Given exercise A
Duplicate the passage about Norwalk and the 2024 eclipse word for word, from "In the same" to "North in Ohio.)".
══════════
In the same way that the city streets in DC coincidentally lay out to the mason's square and compass shape. The forfathers of this city were probably travellers from the future that knew the significance of this event, and laid out the entire city based on it. They just forgot to carry the one somewhere, and missed the alignment
But do you really think the rather small city of Norwalk, Ohio was planned for a nearly-perfect alignment for the center of the 2024 NA total eclipse? (Feel free to look on the eclipse map of your choice -- I'm not trying to deep-link or screenshot that, and it would be beneficial to the viewer to be able to pan around. And it's easy to find:
When panning around the eclipse map, Norwalk is about the only city directly on the center-line up North in Ohio.)
(That said: The alignment of Main Street to the center path of the 2024 eclipse in Norwalk might indeed be planned. Sandusky, Ohio is not far from there, and is said to have been designed around masonic symbols[a]. I don't discount the idea. And that's part of what makes it alluring to me, even though I tell myself that it must be a coincidence.)
══════════
Given exercise B
In the entries below, set down the lines from the line with "svg-text:T: T xyxy=(258,681,264,691)" to the line with "assignee-dropdown[interactable]: กำหนดให้กับ Nanwhan", reproducing each one precisely.

Material shown
══════════
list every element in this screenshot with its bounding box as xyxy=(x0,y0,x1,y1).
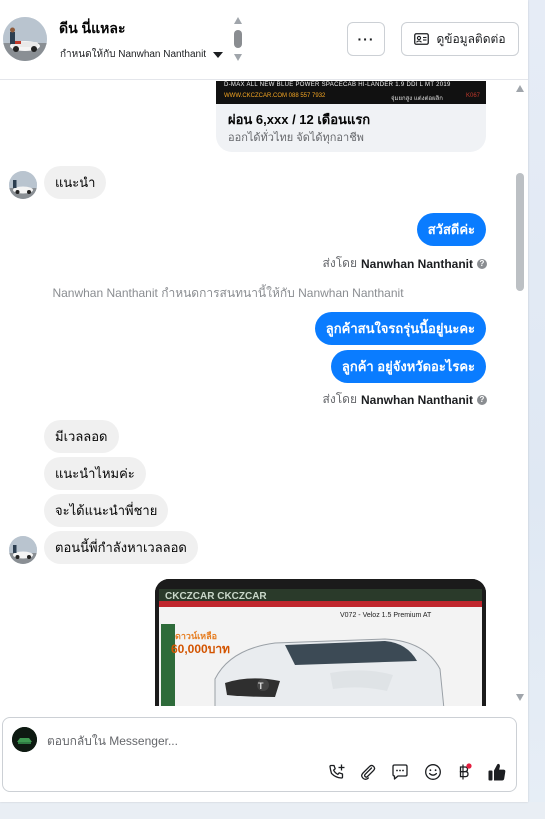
svg-text:T: T xyxy=(258,681,264,691)
assignee-label: กำหนดให้กับ Nanwhan Nanthanit xyxy=(60,49,207,60)
system-assign-message: Nanwhan Nanthanit กำหนดการสนทนานี้ให้กับ… xyxy=(52,286,404,300)
page-avatar xyxy=(12,727,37,752)
photo-top-text: CKCZCAR CKCZCAR xyxy=(165,591,267,602)
sent-by-prefix: ส่งโดย xyxy=(322,256,357,270)
contact-avatar-small[interactable] xyxy=(9,536,37,564)
contact-avatar[interactable] xyxy=(3,17,47,61)
attachment-icon[interactable] xyxy=(357,761,379,783)
conversation-header: ดีน นี่แหละ กำหนดให้กับ Nanwhan Nanthani… xyxy=(0,0,528,80)
contact-name: ดีน นี่แหละ xyxy=(59,20,126,36)
message-scrollbar[interactable] xyxy=(512,81,528,706)
ad-subtitle: ออกได้ทั่วไทย จัดได้ทุกอาชีพ xyxy=(228,132,364,144)
page-background-bottom xyxy=(0,802,545,819)
scroll-thumb[interactable] xyxy=(234,30,242,48)
ad-message-card[interactable]: D-MAX ALL NEW BLUE POWER SPACECAB HI-LAN… xyxy=(216,81,486,152)
like-icon[interactable] xyxy=(486,761,508,783)
sent-by-prefix: ส่งโดย xyxy=(322,392,357,406)
contact-card-icon xyxy=(414,33,430,45)
incoming-message[interactable]: แนะนำไหมค่ะ xyxy=(44,457,146,490)
ad-title: ผ่อน 6,xxx / 12 เดือนแรก xyxy=(228,112,371,127)
outgoing-message[interactable]: ลูกค้า อยู่จังหวัดอะไรคะ xyxy=(330,350,486,383)
reply-input[interactable] xyxy=(47,730,427,752)
ad-image-line1: D-MAX ALL NEW BLUE POWER SPACECAB HI-LAN… xyxy=(224,82,451,88)
photo-model-label: V072 - Veloz 1.5 Premium AT xyxy=(340,612,432,619)
scroll-thumb[interactable] xyxy=(516,173,524,291)
view-contact-info-label: ดูข้อมูลติดต่อ xyxy=(436,31,506,46)
outgoing-message[interactable]: ลูกค้าสนใจรถรุ่นนี้อยู่นะคะ xyxy=(314,312,486,345)
more-options-button[interactable]: ··· xyxy=(347,22,385,56)
view-contact-info-button[interactable]: ดูข้อมูลติดต่อ xyxy=(401,22,519,56)
info-icon[interactable]: ? xyxy=(477,394,487,405)
assignee-dropdown[interactable]: กำหนดให้กับ Nanwhan Nanthanit xyxy=(60,47,224,62)
ad-image-code: K067 xyxy=(465,93,480,99)
header-scroll-control[interactable] xyxy=(232,17,244,63)
call-add-icon[interactable] xyxy=(326,761,348,783)
car-photo: CKCZCAR CKCZCAR V072 - Veloz 1.5 Premium… xyxy=(155,579,486,706)
page-background-right xyxy=(528,0,545,819)
photo-message[interactable]: CKCZCAR CKCZCAR V072 - Veloz 1.5 Premium… xyxy=(155,579,486,706)
photo-promo-line1: ดาวน์เหลือ xyxy=(175,630,217,641)
incoming-message[interactable]: จะได้แนะนำพี่ชาย xyxy=(44,494,169,527)
chevron-down-icon xyxy=(213,52,224,58)
saved-reply-icon[interactable] xyxy=(389,761,411,783)
scroll-down-icon[interactable] xyxy=(234,54,242,61)
incoming-message[interactable]: มีเวลลอด xyxy=(44,420,119,453)
payment-baht-icon[interactable] xyxy=(454,761,476,783)
sent-by-label: ส่งโดย Nanwhan Nanthanit ? xyxy=(323,254,487,273)
sent-by-name: Nanwhan Nanthanit xyxy=(360,392,473,407)
scroll-down-icon[interactable] xyxy=(516,694,524,701)
ad-image: D-MAX ALL NEW BLUE POWER SPACECAB HI-LAN… xyxy=(216,81,486,104)
emoji-icon[interactable] xyxy=(422,761,444,783)
incoming-message[interactable]: แนะนำ xyxy=(44,166,107,199)
conversation-panel: ดีน นี่แหละ กำหนดให้กับ Nanwhan Nanthani… xyxy=(0,0,528,802)
photo-promo-line2: 60,000บาท xyxy=(171,642,230,656)
scroll-up-icon[interactable] xyxy=(234,17,242,24)
outgoing-message[interactable]: สวัสดีค่ะ xyxy=(416,213,486,246)
notification-dot xyxy=(466,763,472,769)
info-icon[interactable]: ? xyxy=(477,258,487,269)
ad-image-line3: จุ่มยกสูง แต่งต่อผลิก xyxy=(391,96,443,102)
sent-by-name: Nanwhan Nanthanit xyxy=(360,256,473,271)
message-list[interactable]: D-MAX ALL NEW BLUE POWER SPACECAB HI-LAN… xyxy=(0,81,512,706)
scroll-up-icon[interactable] xyxy=(516,85,524,92)
reply-composer xyxy=(2,717,517,792)
contact-avatar-small[interactable] xyxy=(9,171,37,199)
more-icon: ··· xyxy=(357,31,375,47)
ad-image-line2: WWW.CKCZCAR.COM 088 557 7932 xyxy=(224,93,326,99)
sent-by-label: ส่งโดย Nanwhan Nanthanit ? xyxy=(323,390,487,409)
incoming-message[interactable]: ตอนนี้พี่กำลังหาเวลลอด xyxy=(44,531,198,564)
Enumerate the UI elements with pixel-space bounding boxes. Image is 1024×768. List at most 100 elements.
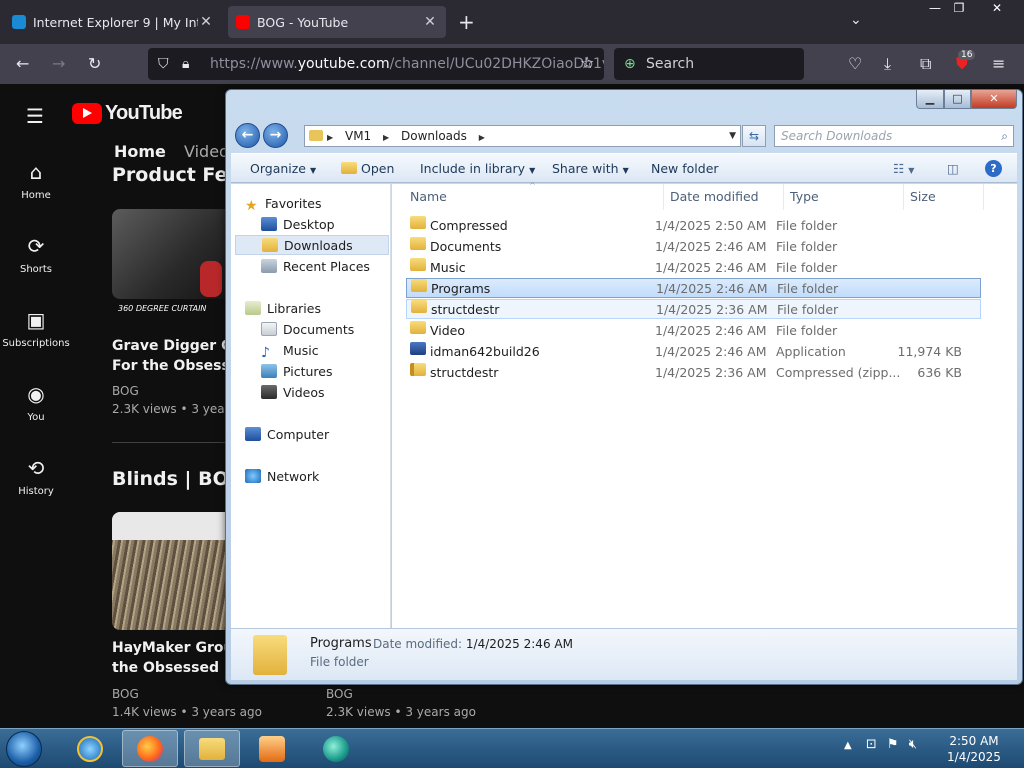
══════════
Exercise result A
In the same way that the city streets in DC coincidentally lay out to the mason's square and compass shape. The forfathers of this city were probably travellers from the future that knew the significance of this event, and laid out the entire city based on it. They just forgot to carry the one somewhere, and missed the alignment
But do you really think the rather small city of Norwalk, Ohio was planned for a nearly-perfect alignment for the center of the 2024 NA total eclipse? (Feel free to look on the eclipse map of your choice -- I'm not trying to deep-link or screenshot that, and it would be beneficial to the viewer to be able to pan around. And it's easy to find:
When panning around the eclipse map, Norwalk is about the only city directly on the center-line up North in Ohio.)

Exercise result B
svg-text:T: T xyxy=(258,681,264,691)
assignee-label: กำหนดให้กับ Nanwhan Nanthanit xyxy=(60,49,207,60)
system-assign-message: Nanwhan Nanthanit กำหนดการสนทนานี้ให้กับ… xyxy=(52,286,404,300)
page-avatar xyxy=(12,727,37,752)
photo-top-text: CKCZCAR CKCZCAR xyxy=(165,591,267,602)
sent-by-prefix: ส่งโดย xyxy=(322,256,357,270)
contact-avatar-small[interactable] xyxy=(9,536,37,564)
contact-avatar[interactable] xyxy=(3,17,47,61)
attachment-icon[interactable] xyxy=(357,761,379,783)
conversation-header: ดีน นี่แหละ กำหนดให้กับ Nanwhan Nanthani… xyxy=(0,0,528,80)
contact-name: ดีน นี่แหละ xyxy=(59,20,126,36)
message-scrollbar[interactable] xyxy=(512,81,528,706)
ad-subtitle: ออกได้ทั่วไทย จัดได้ทุกอาชีพ xyxy=(228,132,364,144)
page-background-bottom xyxy=(0,802,545,819)
scroll-thumb[interactable] xyxy=(234,30,242,48)
ad-message-card[interactable]: D-MAX ALL NEW BLUE POWER SPACECAB HI-LAN… xyxy=(216,81,486,152)
like-icon[interactable] xyxy=(486,761,508,783)
sent-by-prefix: ส่งโดย xyxy=(322,392,357,406)
contact-card-icon xyxy=(414,33,430,45)
incoming-message[interactable]: แนะนำไหมค่ะ xyxy=(44,457,146,490)
ad-title: ผ่อน 6,xxx / 12 เดือนแรก xyxy=(228,112,371,127)
outgoing-message[interactable]: ลูกค้า อยู่จังหวัดอะไรคะ xyxy=(330,350,486,383)
reply-input[interactable] xyxy=(47,730,427,752)
ad-image-line1: D-MAX ALL NEW BLUE POWER SPACECAB HI-LAN… xyxy=(224,82,451,88)
photo-model-label: V072 - Veloz 1.5 Premium AT xyxy=(340,612,432,619)
scroll-thumb[interactable] xyxy=(516,173,524,291)
view-contact-info-label: ดูข้อมูลติดต่อ xyxy=(436,31,506,46)
outgoing-message[interactable]: ลูกค้าสนใจรถรุ่นนี้อยู่นะคะ xyxy=(314,312,486,345)
more-options-button[interactable]: ··· xyxy=(347,22,385,56)
view-contact-info-button[interactable]: ดูข้อมูลติดต่อ xyxy=(401,22,519,56)
info-icon[interactable]: ? xyxy=(477,394,487,405)
assignee-dropdown[interactable]: กำหนดให้กับ Nanwhan Nanthanit xyxy=(60,47,224,62)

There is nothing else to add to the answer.